* Begin LISTED ENTRIES *

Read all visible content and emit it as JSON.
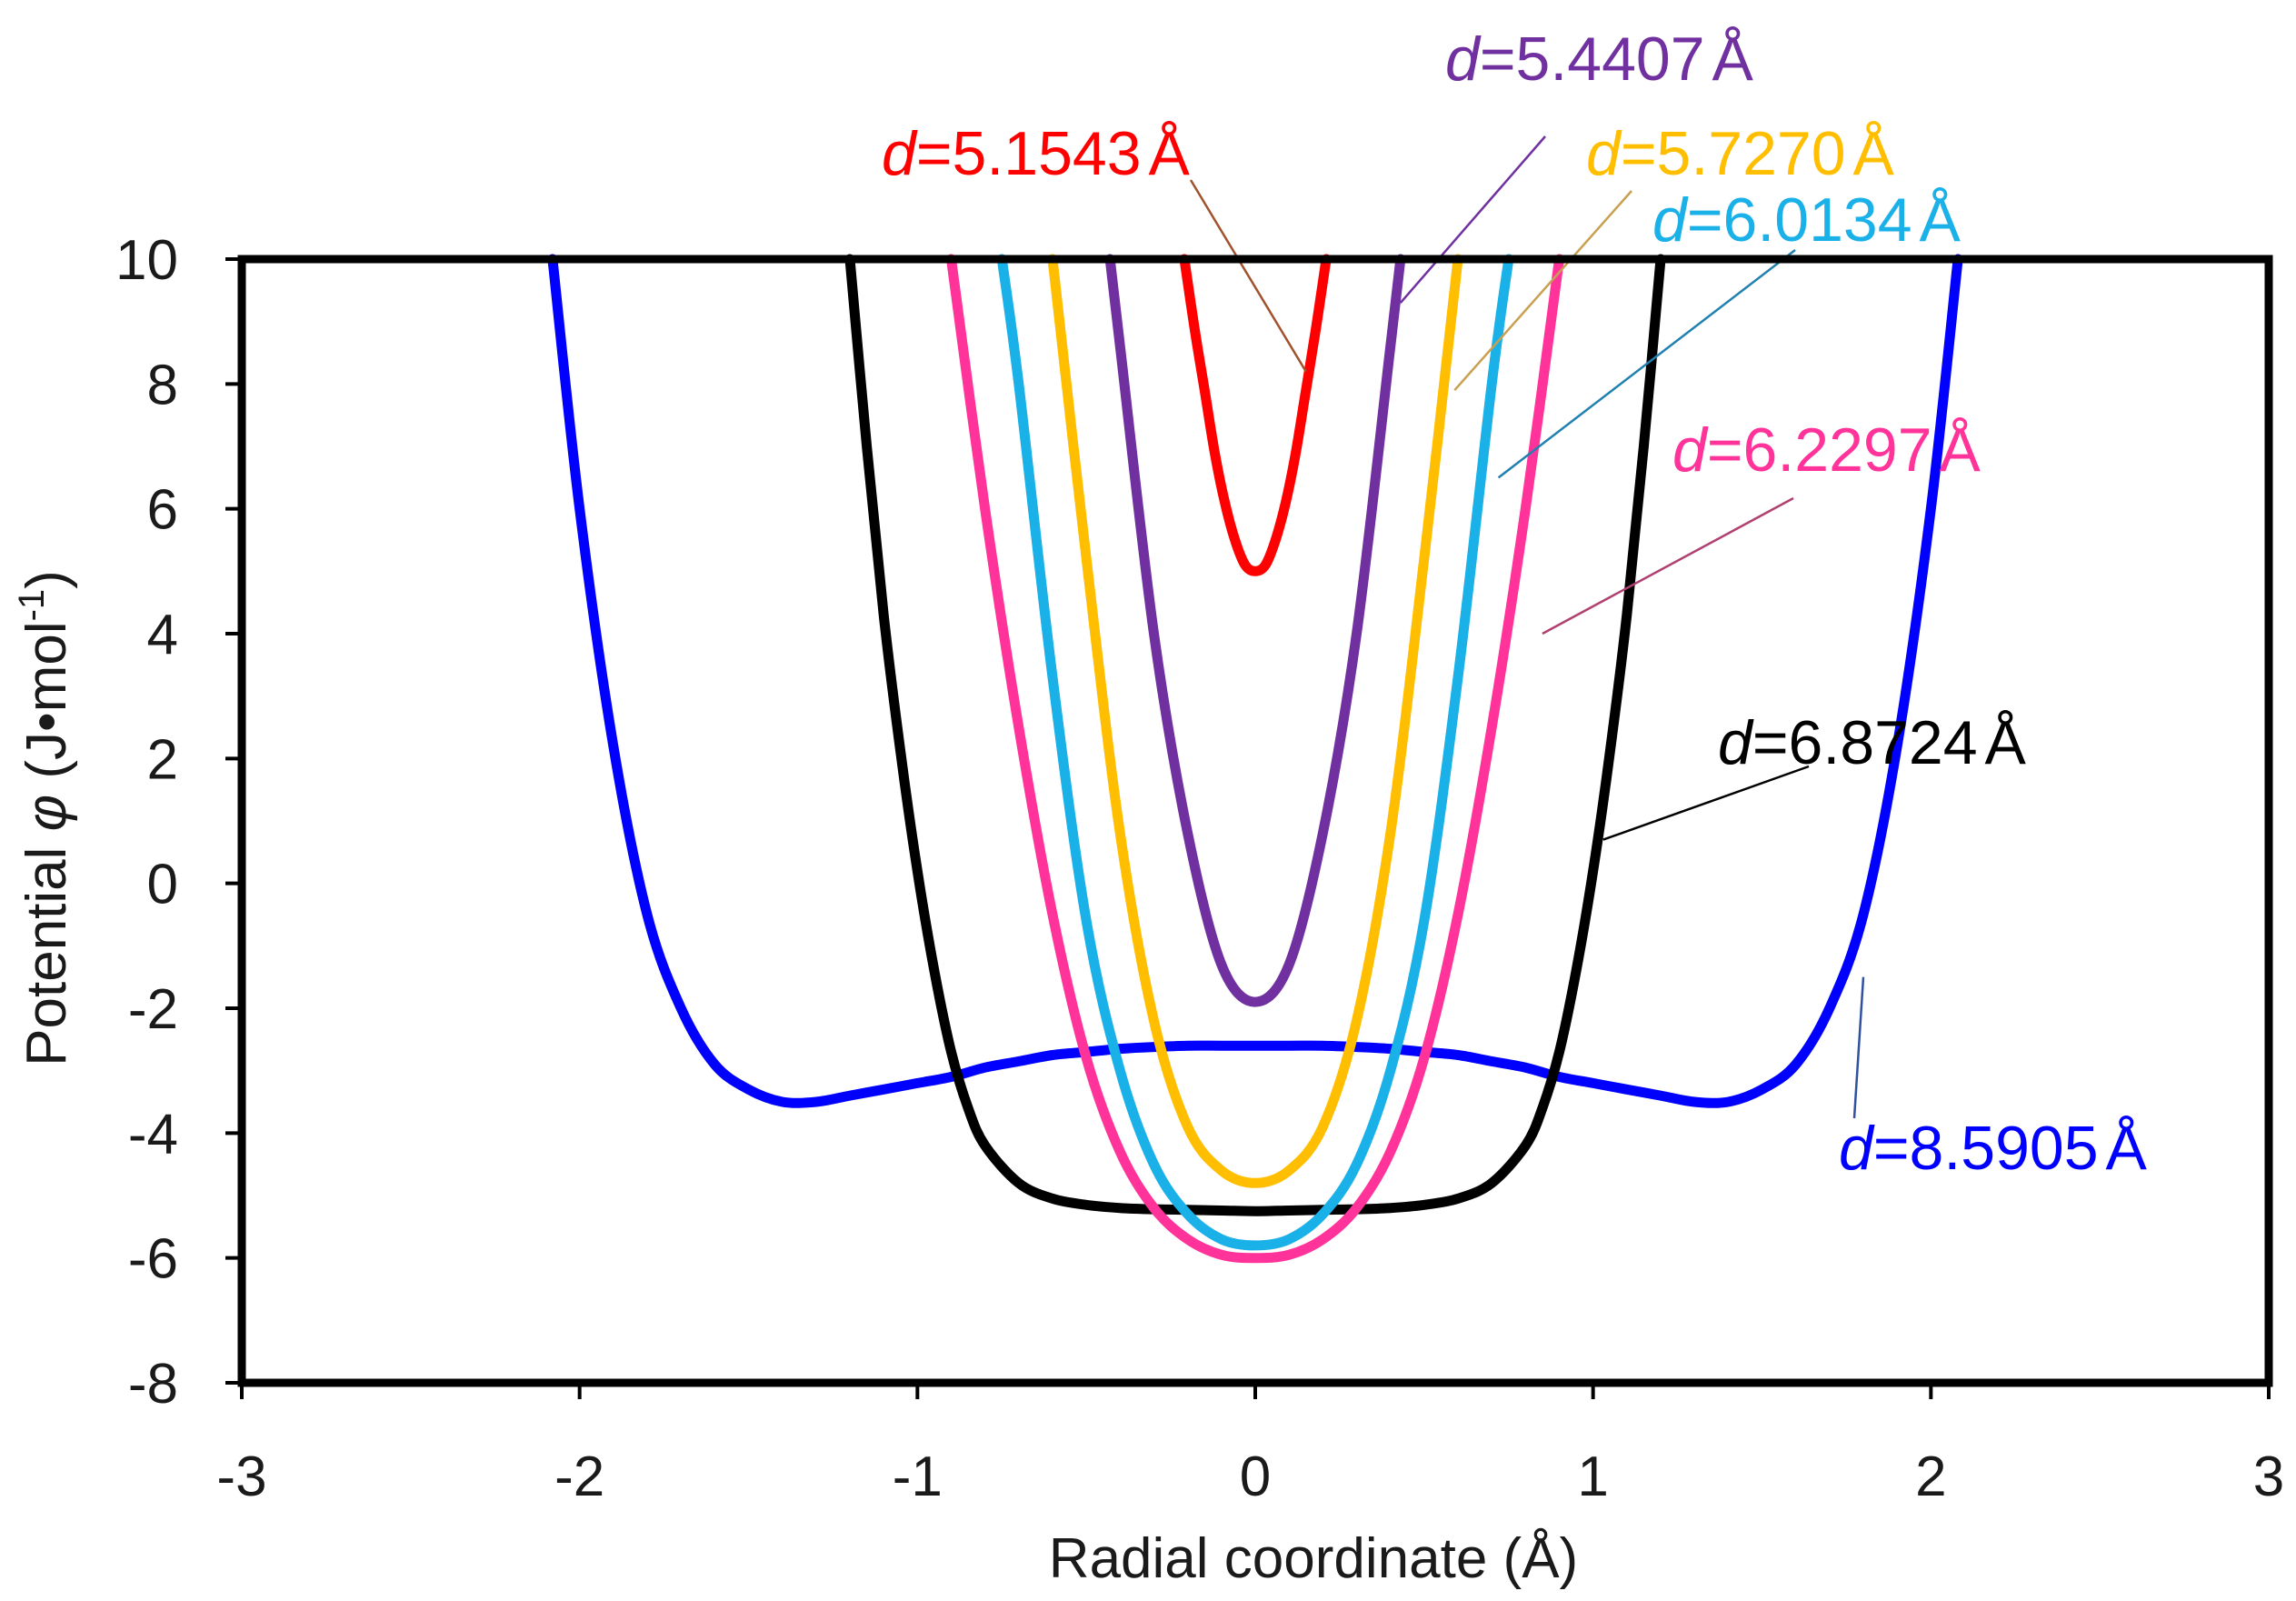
{
  "chart_data": {
    "type": "line",
    "title": "",
    "xlabel": "Radial coordinate (Å)",
    "ylabel_parts": {
      "prefix": "Potential ",
      "symbol": "φ",
      "unit_open": " (J•mol",
      "unit_exp": "-1",
      "unit_close": ")"
    },
    "xlim": [
      -3,
      3
    ],
    "ylim": [
      -8,
      10
    ],
    "xticks": [
      -3,
      -2,
      -1,
      0,
      1,
      2,
      3
    ],
    "yticks": [
      -8,
      -6,
      -4,
      -2,
      0,
      2,
      4,
      6,
      8,
      10
    ],
    "grid": false,
    "legend": "none",
    "series": [
      {
        "name": "d = 8.5905 Å",
        "color": "#0000ff",
        "x": [
          -2.08,
          -2.0,
          -1.9,
          -1.8,
          -1.7,
          -1.6,
          -1.5,
          -1.4,
          -1.3,
          -1.2,
          -1.1,
          -1.0,
          -0.9,
          -0.8,
          -0.7,
          -0.6,
          -0.5,
          -0.4,
          -0.3,
          -0.2,
          -0.1,
          0.0,
          0.1,
          0.2,
          0.3,
          0.4,
          0.5,
          0.6,
          0.7,
          0.8,
          0.9,
          1.0,
          1.1,
          1.2,
          1.3,
          1.4,
          1.5,
          1.6,
          1.7,
          1.8,
          1.9,
          2.0,
          2.08
        ],
        "y": [
          10.0,
          6.0,
          2.2,
          -0.5,
          -2.0,
          -2.9,
          -3.3,
          -3.5,
          -3.5,
          -3.4,
          -3.3,
          -3.2,
          -3.1,
          -2.95,
          -2.85,
          -2.75,
          -2.7,
          -2.65,
          -2.62,
          -2.6,
          -2.6,
          -2.6,
          -2.6,
          -2.6,
          -2.62,
          -2.65,
          -2.7,
          -2.75,
          -2.85,
          -2.95,
          -3.1,
          -3.2,
          -3.3,
          -3.4,
          -3.5,
          -3.5,
          -3.3,
          -2.9,
          -2.0,
          -0.5,
          2.2,
          6.0,
          10.0
        ]
      },
      {
        "name": "d = 6.8724 Å",
        "color": "#000000",
        "x": [
          -1.2,
          -1.15,
          -1.1,
          -1.05,
          -1.0,
          -0.95,
          -0.9,
          -0.85,
          -0.8,
          -0.7,
          -0.6,
          -0.5,
          -0.4,
          -0.3,
          -0.2,
          -0.1,
          0.0,
          0.1,
          0.2,
          0.3,
          0.4,
          0.5,
          0.6,
          0.7,
          0.8,
          0.85,
          0.9,
          0.95,
          1.0,
          1.05,
          1.1,
          1.15,
          1.2
        ],
        "y": [
          10.0,
          7.0,
          4.3,
          2.1,
          0.2,
          -1.4,
          -2.7,
          -3.6,
          -4.2,
          -4.8,
          -5.05,
          -5.15,
          -5.2,
          -5.22,
          -5.23,
          -5.24,
          -5.25,
          -5.24,
          -5.23,
          -5.22,
          -5.2,
          -5.15,
          -5.05,
          -4.8,
          -4.2,
          -3.6,
          -2.7,
          -1.4,
          0.2,
          2.1,
          4.3,
          7.0,
          10.0
        ]
      },
      {
        "name": "d = 6.2297 Å",
        "color": "#ff3399",
        "x": [
          -0.9,
          -0.8,
          -0.7,
          -0.6,
          -0.5,
          -0.4,
          -0.3,
          -0.2,
          -0.1,
          0.0,
          0.1,
          0.2,
          0.3,
          0.4,
          0.5,
          0.6,
          0.7,
          0.8,
          0.9
        ],
        "y": [
          10.0,
          6.0,
          2.5,
          -0.5,
          -2.8,
          -4.3,
          -5.2,
          -5.7,
          -5.95,
          -6.0,
          -5.95,
          -5.7,
          -5.2,
          -4.3,
          -2.8,
          -0.5,
          2.5,
          6.0,
          10.0
        ]
      },
      {
        "name": "d = 6.0134 Å",
        "color": "#1ab0e8",
        "x": [
          -0.75,
          -0.7,
          -0.6,
          -0.5,
          -0.4,
          -0.3,
          -0.2,
          -0.1,
          0.0,
          0.1,
          0.2,
          0.3,
          0.4,
          0.5,
          0.6,
          0.7,
          0.75
        ],
        "y": [
          10.0,
          8.0,
          3.3,
          -0.6,
          -3.0,
          -4.5,
          -5.3,
          -5.7,
          -5.8,
          -5.7,
          -5.3,
          -4.5,
          -3.0,
          -0.6,
          3.3,
          8.0,
          10.0
        ]
      },
      {
        "name": "d = 5.7270 Å",
        "color": "#ffbf00",
        "x": [
          -0.6,
          -0.5,
          -0.4,
          -0.3,
          -0.2,
          -0.1,
          0.0,
          0.1,
          0.2,
          0.3,
          0.4,
          0.5,
          0.6
        ],
        "y": [
          10.0,
          5.2,
          0.8,
          -2.2,
          -3.9,
          -4.6,
          -4.8,
          -4.6,
          -3.9,
          -2.2,
          0.8,
          5.2,
          10.0
        ]
      },
      {
        "name": "d = 5.4407 Å",
        "color": "#7030a0",
        "x": [
          -0.43,
          -0.4,
          -0.3,
          -0.2,
          -0.1,
          0.0,
          0.1,
          0.2,
          0.3,
          0.4,
          0.43
        ],
        "y": [
          10.0,
          8.6,
          4.0,
          0.8,
          -1.3,
          -1.9,
          -1.3,
          0.8,
          4.0,
          8.6,
          10.0
        ]
      },
      {
        "name": "d = 5.1543 Å",
        "color": "#ff0000",
        "x": [
          -0.21,
          -0.18,
          -0.15,
          -0.12,
          -0.09,
          -0.06,
          -0.03,
          0.0,
          0.03,
          0.06,
          0.09,
          0.12,
          0.15,
          0.18,
          0.21
        ],
        "y": [
          10.0,
          8.9,
          7.9,
          6.9,
          6.1,
          5.5,
          5.1,
          5.0,
          5.1,
          5.5,
          6.1,
          6.9,
          7.9,
          8.9,
          10.0
        ]
      }
    ],
    "annotations": [
      {
        "d": "d",
        "eq": "=",
        "value": "5.1543",
        "unit": "Å",
        "color": "#ff0000",
        "leader_color": "#a0522d",
        "point": [
          0.15,
          8.2
        ]
      },
      {
        "d": "d",
        "eq": "=",
        "value": "5.4407",
        "unit": "Å",
        "color": "#7030a0",
        "leader_color": "#7030a0",
        "point": [
          0.43,
          9.3
        ]
      },
      {
        "d": "d",
        "eq": "=",
        "value": "5.7270",
        "unit": "Å",
        "color": "#ffbf00",
        "leader_color": "#c8a050",
        "point": [
          0.59,
          7.9
        ]
      },
      {
        "d": "d",
        "eq": "=",
        "value": "6.0134",
        "unit": "Å",
        "color": "#1ab0e8",
        "leader_color": "#2080b0",
        "point": [
          0.72,
          6.5
        ]
      },
      {
        "d": "d",
        "eq": "=",
        "value": "6.2297",
        "unit": "Å",
        "color": "#ff3399",
        "leader_color": "#b04070",
        "point": [
          0.85,
          4.0
        ]
      },
      {
        "d": "d",
        "eq": "=",
        "value": "6.8724",
        "unit": "Å",
        "color": "#000000",
        "leader_color": "#000000",
        "point": [
          1.03,
          0.7
        ]
      },
      {
        "d": "d",
        "eq": "=",
        "value": "8.5905",
        "unit": "Å",
        "color": "#0000ff",
        "leader_color": "#3050a0",
        "point": [
          1.8,
          -1.5
        ]
      }
    ]
  }
}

* End LISTED ENTRIES *

__GIVEN PROBLEM__: Working from the lines above, reproduce the material exactly and exclude its pictures.

__TASK OUTPUT__:
Read all visible content and emit it as JSON.
{
  "chart_data": {
    "type": "line",
    "title": "",
    "xlabel": "Radial coordinate (Å)",
    "ylabel_parts": {
      "prefix": "Potential ",
      "symbol": "φ",
      "unit_open": " (J•mol",
      "unit_exp": "-1",
      "unit_close": ")"
    },
    "xlim": [
      -3,
      3
    ],
    "ylim": [
      -8,
      10
    ],
    "xticks": [
      -3,
      -2,
      -1,
      0,
      1,
      2,
      3
    ],
    "yticks": [
      -8,
      -6,
      -4,
      -2,
      0,
      2,
      4,
      6,
      8,
      10
    ],
    "grid": false,
    "legend": "none",
    "series": [
      {
        "name": "d = 8.5905 Å",
        "color": "#0000ff",
        "x": [
          -2.08,
          -2.0,
          -1.9,
          -1.8,
          -1.7,
          -1.6,
          -1.5,
          -1.4,
          -1.3,
          -1.2,
          -1.1,
          -1.0,
          -0.9,
          -0.8,
          -0.7,
          -0.6,
          -0.5,
          -0.4,
          -0.3,
          -0.2,
          -0.1,
          0.0,
          0.1,
          0.2,
          0.3,
          0.4,
          0.5,
          0.6,
          0.7,
          0.8,
          0.9,
          1.0,
          1.1,
          1.2,
          1.3,
          1.4,
          1.5,
          1.6,
          1.7,
          1.8,
          1.9,
          2.0,
          2.08
        ],
        "y": [
          10.0,
          6.0,
          2.2,
          -0.5,
          -2.0,
          -2.9,
          -3.3,
          -3.5,
          -3.5,
          -3.4,
          -3.3,
          -3.2,
          -3.1,
          -2.95,
          -2.85,
          -2.75,
          -2.7,
          -2.65,
          -2.62,
          -2.6,
          -2.6,
          -2.6,
          -2.6,
          -2.6,
          -2.62,
          -2.65,
          -2.7,
          -2.75,
          -2.85,
          -2.95,
          -3.1,
          -3.2,
          -3.3,
          -3.4,
          -3.5,
          -3.5,
          -3.3,
          -2.9,
          -2.0,
          -0.5,
          2.2,
          6.0,
          10.0
        ]
      },
      {
        "name": "d = 6.8724 Å",
        "color": "#000000",
        "x": [
          -1.2,
          -1.15,
          -1.1,
          -1.05,
          -1.0,
          -0.95,
          -0.9,
          -0.85,
          -0.8,
          -0.7,
          -0.6,
          -0.5,
          -0.4,
          -0.3,
          -0.2,
          -0.1,
          0.0,
          0.1,
          0.2,
          0.3,
          0.4,
          0.5,
          0.6,
          0.7,
          0.8,
          0.85,
          0.9,
          0.95,
          1.0,
          1.05,
          1.1,
          1.15,
          1.2
        ],
        "y": [
          10.0,
          7.0,
          4.3,
          2.1,
          0.2,
          -1.4,
          -2.7,
          -3.6,
          -4.2,
          -4.8,
          -5.05,
          -5.15,
          -5.2,
          -5.22,
          -5.23,
          -5.24,
          -5.25,
          -5.24,
          -5.23,
          -5.22,
          -5.2,
          -5.15,
          -5.05,
          -4.8,
          -4.2,
          -3.6,
          -2.7,
          -1.4,
          0.2,
          2.1,
          4.3,
          7.0,
          10.0
        ]
      },
      {
        "name": "d = 6.2297 Å",
        "color": "#ff3399",
        "x": [
          -0.9,
          -0.8,
          -0.7,
          -0.6,
          -0.5,
          -0.4,
          -0.3,
          -0.2,
          -0.1,
          0.0,
          0.1,
          0.2,
          0.3,
          0.4,
          0.5,
          0.6,
          0.7,
          0.8,
          0.9
        ],
        "y": [
          10.0,
          6.0,
          2.5,
          -0.5,
          -2.8,
          -4.3,
          -5.2,
          -5.7,
          -5.95,
          -6.0,
          -5.95,
          -5.7,
          -5.2,
          -4.3,
          -2.8,
          -0.5,
          2.5,
          6.0,
          10.0
        ]
      },
      {
        "name": "d = 6.0134 Å",
        "color": "#1ab0e8",
        "x": [
          -0.75,
          -0.7,
          -0.6,
          -0.5,
          -0.4,
          -0.3,
          -0.2,
          -0.1,
          0.0,
          0.1,
          0.2,
          0.3,
          0.4,
          0.5,
          0.6,
          0.7,
          0.75
        ],
        "y": [
          10.0,
          8.0,
          3.3,
          -0.6,
          -3.0,
          -4.5,
          -5.3,
          -5.7,
          -5.8,
          -5.7,
          -5.3,
          -4.5,
          -3.0,
          -0.6,
          3.3,
          8.0,
          10.0
        ]
      },
      {
        "name": "d = 5.7270 Å",
        "color": "#ffbf00",
        "x": [
          -0.6,
          -0.5,
          -0.4,
          -0.3,
          -0.2,
          -0.1,
          0.0,
          0.1,
          0.2,
          0.3,
          0.4,
          0.5,
          0.6
        ],
        "y": [
          10.0,
          5.2,
          0.8,
          -2.2,
          -3.9,
          -4.6,
          -4.8,
          -4.6,
          -3.9,
          -2.2,
          0.8,
          5.2,
          10.0
        ]
      },
      {
        "name": "d = 5.4407 Å",
        "color": "#7030a0",
        "x": [
          -0.43,
          -0.4,
          -0.3,
          -0.2,
          -0.1,
          0.0,
          0.1,
          0.2,
          0.3,
          0.4,
          0.43
        ],
        "y": [
          10.0,
          8.6,
          4.0,
          0.8,
          -1.3,
          -1.9,
          -1.3,
          0.8,
          4.0,
          8.6,
          10.0
        ]
      },
      {
        "name": "d = 5.1543 Å",
        "color": "#ff0000",
        "x": [
          -0.21,
          -0.18,
          -0.15,
          -0.12,
          -0.09,
          -0.06,
          -0.03,
          0.0,
          0.03,
          0.06,
          0.09,
          0.12,
          0.15,
          0.18,
          0.21
        ],
        "y": [
          10.0,
          8.9,
          7.9,
          6.9,
          6.1,
          5.5,
          5.1,
          5.0,
          5.1,
          5.5,
          6.1,
          6.9,
          7.9,
          8.9,
          10.0
        ]
      }
    ],
    "annotations": [
      {
        "d": "d",
        "eq": "=",
        "value": "5.1543",
        "unit": "Å",
        "color": "#ff0000",
        "leader_color": "#a0522d",
        "point": [
          0.15,
          8.2
        ]
      },
      {
        "d": "d",
        "eq": "=",
        "value": "5.4407",
        "unit": "Å",
        "color": "#7030a0",
        "leader_color": "#7030a0",
        "point": [
          0.43,
          9.3
        ]
      },
      {
        "d": "d",
        "eq": "=",
        "value": "5.7270",
        "unit": "Å",
        "color": "#ffbf00",
        "leader_color": "#c8a050",
        "point": [
          0.59,
          7.9
        ]
      },
      {
        "d": "d",
        "eq": "=",
        "value": "6.0134",
        "unit": "Å",
        "color": "#1ab0e8",
        "leader_color": "#2080b0",
        "point": [
          0.72,
          6.5
        ]
      },
      {
        "d": "d",
        "eq": "=",
        "value": "6.2297",
        "unit": "Å",
        "color": "#ff3399",
        "leader_color": "#b04070",
        "point": [
          0.85,
          4.0
        ]
      },
      {
        "d": "d",
        "eq": "=",
        "value": "6.8724",
        "unit": "Å",
        "color": "#000000",
        "leader_color": "#000000",
        "point": [
          1.03,
          0.7
        ]
      },
      {
        "d": "d",
        "eq": "=",
        "value": "8.5905",
        "unit": "Å",
        "color": "#0000ff",
        "leader_color": "#3050a0",
        "point": [
          1.8,
          -1.5
        ]
      }
    ]
  }
}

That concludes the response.